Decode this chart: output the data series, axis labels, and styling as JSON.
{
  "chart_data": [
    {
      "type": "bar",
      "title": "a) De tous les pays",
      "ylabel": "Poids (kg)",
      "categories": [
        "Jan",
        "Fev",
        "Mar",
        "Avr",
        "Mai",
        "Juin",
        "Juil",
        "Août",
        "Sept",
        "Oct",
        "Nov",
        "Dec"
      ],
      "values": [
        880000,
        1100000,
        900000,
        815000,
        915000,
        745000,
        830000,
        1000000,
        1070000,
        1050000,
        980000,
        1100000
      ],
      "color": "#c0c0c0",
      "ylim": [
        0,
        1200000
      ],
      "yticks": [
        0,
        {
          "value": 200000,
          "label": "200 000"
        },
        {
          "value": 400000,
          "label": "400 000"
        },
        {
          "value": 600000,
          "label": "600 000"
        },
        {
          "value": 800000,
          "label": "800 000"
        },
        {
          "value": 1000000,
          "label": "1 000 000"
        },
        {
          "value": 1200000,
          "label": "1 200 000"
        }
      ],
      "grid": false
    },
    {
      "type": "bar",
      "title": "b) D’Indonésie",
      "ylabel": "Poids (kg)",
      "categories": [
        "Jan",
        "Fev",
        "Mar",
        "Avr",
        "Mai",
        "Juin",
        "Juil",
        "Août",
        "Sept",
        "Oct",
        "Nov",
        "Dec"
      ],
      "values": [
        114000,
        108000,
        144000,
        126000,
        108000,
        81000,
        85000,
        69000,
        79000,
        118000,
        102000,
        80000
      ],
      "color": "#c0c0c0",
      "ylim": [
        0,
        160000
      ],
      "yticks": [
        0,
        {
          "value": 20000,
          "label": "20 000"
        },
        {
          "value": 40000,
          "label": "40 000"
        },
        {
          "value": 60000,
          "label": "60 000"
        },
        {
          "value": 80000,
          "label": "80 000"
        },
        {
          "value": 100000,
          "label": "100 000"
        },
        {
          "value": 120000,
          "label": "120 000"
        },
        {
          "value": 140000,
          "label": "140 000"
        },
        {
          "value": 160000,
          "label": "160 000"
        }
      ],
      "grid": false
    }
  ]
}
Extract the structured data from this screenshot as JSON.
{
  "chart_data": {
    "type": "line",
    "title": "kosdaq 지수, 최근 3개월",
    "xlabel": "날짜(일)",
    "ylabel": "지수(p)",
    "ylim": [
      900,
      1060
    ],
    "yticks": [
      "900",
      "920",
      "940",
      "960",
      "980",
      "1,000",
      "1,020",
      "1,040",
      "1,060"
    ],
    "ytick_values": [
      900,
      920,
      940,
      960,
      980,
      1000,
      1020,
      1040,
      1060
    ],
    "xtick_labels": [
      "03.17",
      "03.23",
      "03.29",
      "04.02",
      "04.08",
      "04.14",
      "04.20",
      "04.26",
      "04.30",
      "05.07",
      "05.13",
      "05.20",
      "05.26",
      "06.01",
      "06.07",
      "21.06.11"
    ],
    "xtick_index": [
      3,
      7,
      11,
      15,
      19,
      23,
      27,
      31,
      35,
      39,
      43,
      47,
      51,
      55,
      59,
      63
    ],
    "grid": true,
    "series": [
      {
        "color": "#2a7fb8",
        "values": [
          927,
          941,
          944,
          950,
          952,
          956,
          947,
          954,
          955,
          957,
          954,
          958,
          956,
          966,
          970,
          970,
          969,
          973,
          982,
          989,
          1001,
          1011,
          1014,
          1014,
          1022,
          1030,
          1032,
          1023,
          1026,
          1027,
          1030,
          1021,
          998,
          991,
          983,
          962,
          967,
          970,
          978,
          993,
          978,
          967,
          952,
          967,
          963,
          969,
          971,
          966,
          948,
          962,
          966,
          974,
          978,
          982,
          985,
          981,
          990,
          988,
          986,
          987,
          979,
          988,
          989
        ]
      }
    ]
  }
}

## WHAT YOU WILL DO:
Extract the full set of entries word for word.

## EXERCISE RESULT:
Decode this chart: output the data series, axis labels, and styling as JSON.
{
  "chart_data": [
    {
      "type": "bar",
      "title": "a) De tous les pays",
      "ylabel": "Poids (kg)",
      "categories": [
        "Jan",
        "Fev",
        "Mar",
        "Avr",
        "Mai",
        "Juin",
        "Juil",
        "Août",
        "Sept",
        "Oct",
        "Nov",
        "Dec"
      ],
      "values": [
        880000,
        1100000,
        900000,
        815000,
        915000,
        745000,
        830000,
        1000000,
        1070000,
        1050000,
        980000,
        1100000
      ],
      "color": "#c0c0c0",
      "ylim": [
        0,
        1200000
      ],
      "yticks": [
        0,
        {
          "value": 200000,
          "label": "200 000"
        },
        {
          "value": 400000,
          "label": "400 000"
        },
        {
          "value": 600000,
          "label": "600 000"
        },
        {
          "value": 800000,
          "label": "800 000"
        },
        {
          "value": 1000000,
          "label": "1 000 000"
        },
        {
          "value": 1200000,
          "label": "1 200 000"
        }
      ],
      "grid": false
    },
    {
      "type": "bar",
      "title": "b) D’Indonésie",
      "ylabel": "Poids (kg)",
      "categories": [
        "Jan",
        "Fev",
        "Mar",
        "Avr",
        "Mai",
        "Juin",
        "Juil",
        "Août",
        "Sept",
        "Oct",
        "Nov",
        "Dec"
      ],
      "values": [
        114000,
        108000,
        144000,
        126000,
        108000,
        81000,
        85000,
        69000,
        79000,
        118000,
        102000,
        80000
      ],
      "color": "#c0c0c0",
      "ylim": [
        0,
        160000
      ],
      "yticks": [
        0,
        {
          "value": 20000,
          "label": "20 000"
        },
        {
          "value": 40000,
          "label": "40 000"
        },
        {
          "value": 60000,
          "label": "60 000"
        },
        {
          "value": 80000,
          "label": "80 000"
        },
        {
          "value": 100000,
          "label": "100 000"
        },
        {
          "value": 120000,
          "label": "120 000"
        },
        {
          "value": 140000,
          "label": "140 000"
        },
        {
          "value": 160000,
          "label": "160 000"
        }
      ],
      "grid": false
    }
  ]
}
Extract the structured data from this screenshot as JSON.
{
  "chart_data": {
    "type": "line",
    "title": "kosdaq 지수, 최근 3개월",
    "xlabel": "날짜(일)",
    "ylabel": "지수(p)",
    "ylim": [
      900,
      1060
    ],
    "yticks": [
      "900",
      "920",
      "940",
      "960",
      "980",
      "1,000",
      "1,020",
      "1,040",
      "1,060"
    ],
    "ytick_values": [
      900,
      920,
      940,
      960,
      980,
      1000,
      1020,
      1040,
      1060
    ],
    "xtick_labels": [
      "03.17",
      "03.23",
      "03.29",
      "04.02",
      "04.08",
      "04.14",
      "04.20",
      "04.26",
      "04.30",
      "05.07",
      "05.13",
      "05.20",
      "05.26",
      "06.01",
      "06.07",
      "21.06.11"
    ],
    "xtick_index": [
      3,
      7,
      11,
      15,
      19,
      23,
      27,
      31,
      35,
      39,
      43,
      47,
      51,
      55,
      59,
      63
    ],
    "grid": true,
    "series": [
      {
        "color": "#2a7fb8",
        "values": [
          927,
          941,
          944,
          950,
          952,
          956,
          947,
          954,
          955,
          957,
          954,
          958,
          956,
          966,
          970,
          970,
          969,
          973,
          982,
          989,
          1001,
          1011,
          1014,
          1014,
          1022,
          1030,
          1032,
          1023,
          1026,
          1027,
          1030,
          1021,
          998,
          991,
          983,
          962,
          967,
          970,
          978,
          993,
          978,
          967,
          952,
          967,
          963,
          969,
          971,
          966,
          948,
          962,
          966,
          974,
          978,
          982,
          985,
          981,
          990,
          988,
          986,
          987,
          979,
          988,
          989
        ]
      }
    ]
  }
}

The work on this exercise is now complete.